**PAGE EXCERPT:**
((

Jenn Grinels is an American musician, singer and songwriter, and actress.  Originally from Northern California, Grinels is an indie artist who has grown a large grassroots fanbase through constant touring over the past decade.

History
Jenn Grinels is nationally touring singer/songwriter, recording artist and composer. The Nashville based musician has spent most of the last eleven years performing nearly 1500 concerts in venues ranging from Villa Montalvo to Lincoln Center, performing arts centers to listening rooms, living rooms and universities.  She has shared the stage with artists including the 10,000 Maniacs, Christopher Cross, Marc Broussard, Edwin McCain, and Marc Cohn.

))

**DATA EXTRACT:**

((

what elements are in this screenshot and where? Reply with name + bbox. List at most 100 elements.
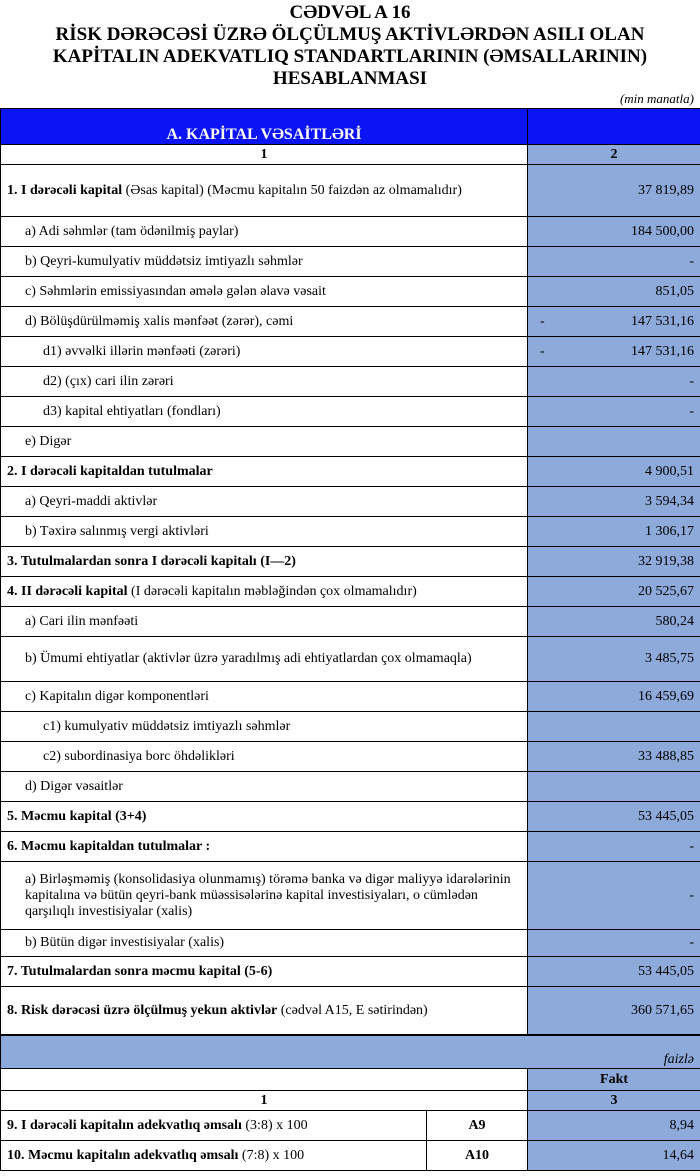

))

**EXERCISE DETAILS:** According to the Jenn Grinels biography, about how many concerts has she performed over the last eleven years? The listing has no connection to the Jenn Grinels biography.

**ANSWER FOR THE TASK:** Nearly 1500 concerts.